** start **

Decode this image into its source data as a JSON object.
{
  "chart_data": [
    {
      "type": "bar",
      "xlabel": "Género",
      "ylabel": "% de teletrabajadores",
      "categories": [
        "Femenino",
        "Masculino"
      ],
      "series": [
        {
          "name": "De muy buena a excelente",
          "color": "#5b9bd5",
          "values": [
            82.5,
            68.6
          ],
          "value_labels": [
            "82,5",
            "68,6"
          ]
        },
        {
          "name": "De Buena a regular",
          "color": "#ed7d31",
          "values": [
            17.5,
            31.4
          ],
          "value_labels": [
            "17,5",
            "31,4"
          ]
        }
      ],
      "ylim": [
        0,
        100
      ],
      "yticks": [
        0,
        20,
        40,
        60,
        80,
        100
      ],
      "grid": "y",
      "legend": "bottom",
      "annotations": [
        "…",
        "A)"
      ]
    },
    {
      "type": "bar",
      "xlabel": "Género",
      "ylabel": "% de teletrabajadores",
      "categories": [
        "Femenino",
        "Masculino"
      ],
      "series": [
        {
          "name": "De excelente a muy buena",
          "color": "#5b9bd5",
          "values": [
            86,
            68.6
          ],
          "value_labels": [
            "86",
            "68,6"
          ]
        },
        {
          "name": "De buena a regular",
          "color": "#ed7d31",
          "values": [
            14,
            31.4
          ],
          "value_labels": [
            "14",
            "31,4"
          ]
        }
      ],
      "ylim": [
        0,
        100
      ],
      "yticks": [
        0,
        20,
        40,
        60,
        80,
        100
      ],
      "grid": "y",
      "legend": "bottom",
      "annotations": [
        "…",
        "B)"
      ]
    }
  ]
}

** end **

What the task asks: Reproduce every line above without error.

Task result:
Decode this image into its source data as a JSON object.
{
  "chart_data": [
    {
      "type": "bar",
      "xlabel": "Género",
      "ylabel": "% de teletrabajadores",
      "categories": [
        "Femenino",
        "Masculino"
      ],
      "series": [
        {
          "name": "De muy buena a excelente",
          "color": "#5b9bd5",
          "values": [
            82.5,
            68.6
          ],
          "value_labels": [
            "82,5",
            "68,6"
          ]
        },
        {
          "name": "De Buena a regular",
          "color": "#ed7d31",
          "values": [
            17.5,
            31.4
          ],
          "value_labels": [
            "17,5",
            "31,4"
          ]
        }
      ],
      "ylim": [
        0,
        100
      ],
      "yticks": [
        0,
        20,
        40,
        60,
        80,
        100
      ],
      "grid": "y",
      "legend": "bottom",
      "annotations": [
        "…",
        "A)"
      ]
    },
    {
      "type": "bar",
      "xlabel": "Género",
      "ylabel": "% de teletrabajadores",
      "categories": [
        "Femenino",
        "Masculino"
      ],
      "series": [
        {
          "name": "De excelente a muy buena",
          "color": "#5b9bd5",
          "values": [
            86,
            68.6
          ],
          "value_labels": [
            "86",
            "68,6"
          ]
        },
        {
          "name": "De buena a regular",
          "color": "#ed7d31",
          "values": [
            14,
            31.4
          ],
          "value_labels": [
            "14",
            "31,4"
          ]
        }
      ],
      "ylim": [
        0,
        100
      ],
      "yticks": [
        0,
        20,
        40,
        60,
        80,
        100
      ],
      "grid": "y",
      "legend": "bottom",
      "annotations": [
        "…",
        "B)"
      ]
    }
  ]
}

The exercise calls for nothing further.